◆ **Instructions for the task**
Copy the lines below word for word, leaving out the pictures.

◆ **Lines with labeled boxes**

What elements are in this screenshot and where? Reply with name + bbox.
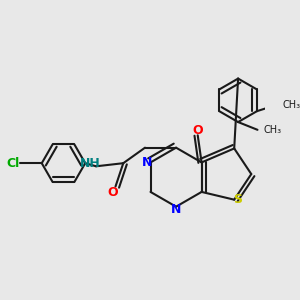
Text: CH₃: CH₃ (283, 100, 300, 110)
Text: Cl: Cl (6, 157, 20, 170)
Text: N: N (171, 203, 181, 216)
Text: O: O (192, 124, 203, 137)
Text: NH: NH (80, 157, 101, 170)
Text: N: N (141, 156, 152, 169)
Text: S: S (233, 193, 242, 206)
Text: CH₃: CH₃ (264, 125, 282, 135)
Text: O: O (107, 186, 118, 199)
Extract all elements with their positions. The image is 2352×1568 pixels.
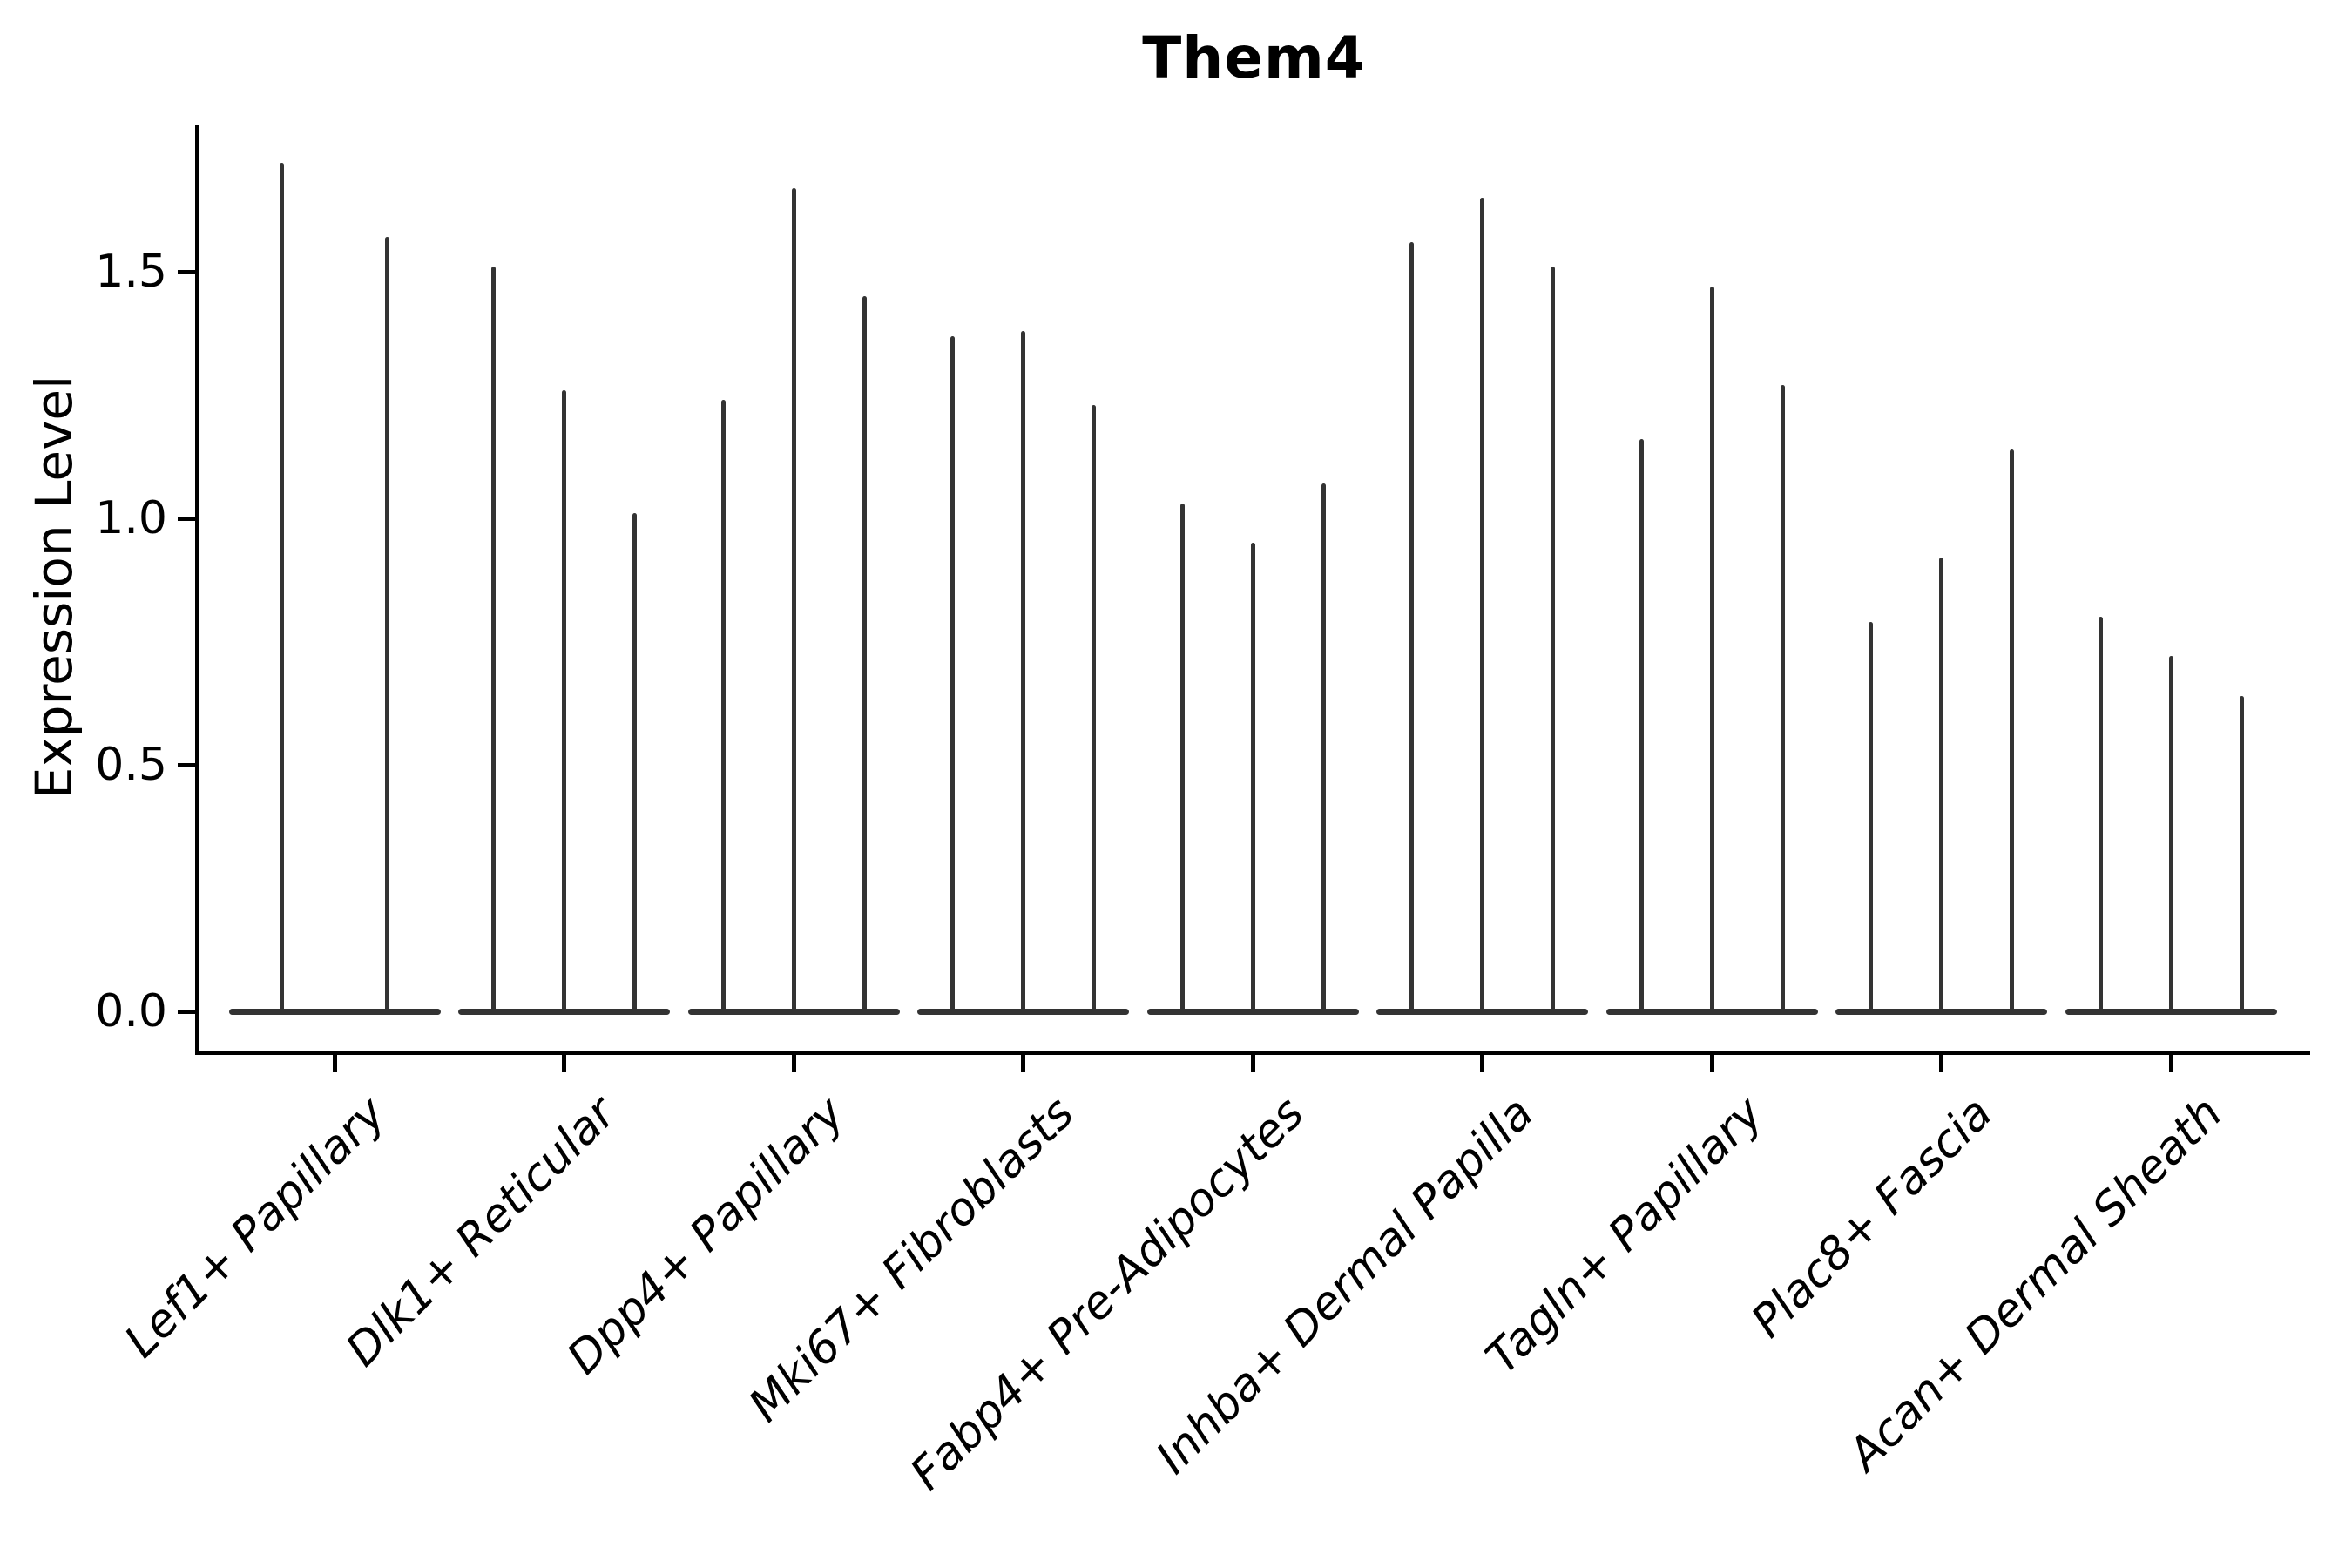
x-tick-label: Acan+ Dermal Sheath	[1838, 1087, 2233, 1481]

◆ **Finished task**
What elements are in this screenshot and where? Reply with name + bbox.
Text: CH₃: CH₃ (283, 100, 300, 110)
Text: Cl: Cl (6, 157, 20, 170)
Text: N: N (171, 203, 181, 216)
Text: O: O (192, 124, 203, 137)
Text: NH: NH (80, 157, 101, 170)
Text: N: N (141, 156, 152, 169)
Text: S: S (233, 193, 242, 206)
Text: CH₃: CH₃ (264, 125, 282, 135)
Text: O: O (107, 186, 118, 199)
Extract all elements with their positions. The image is 2352×1568 pixels.
x-tick-label: Acan+ Dermal Sheath	[1838, 1087, 2233, 1481]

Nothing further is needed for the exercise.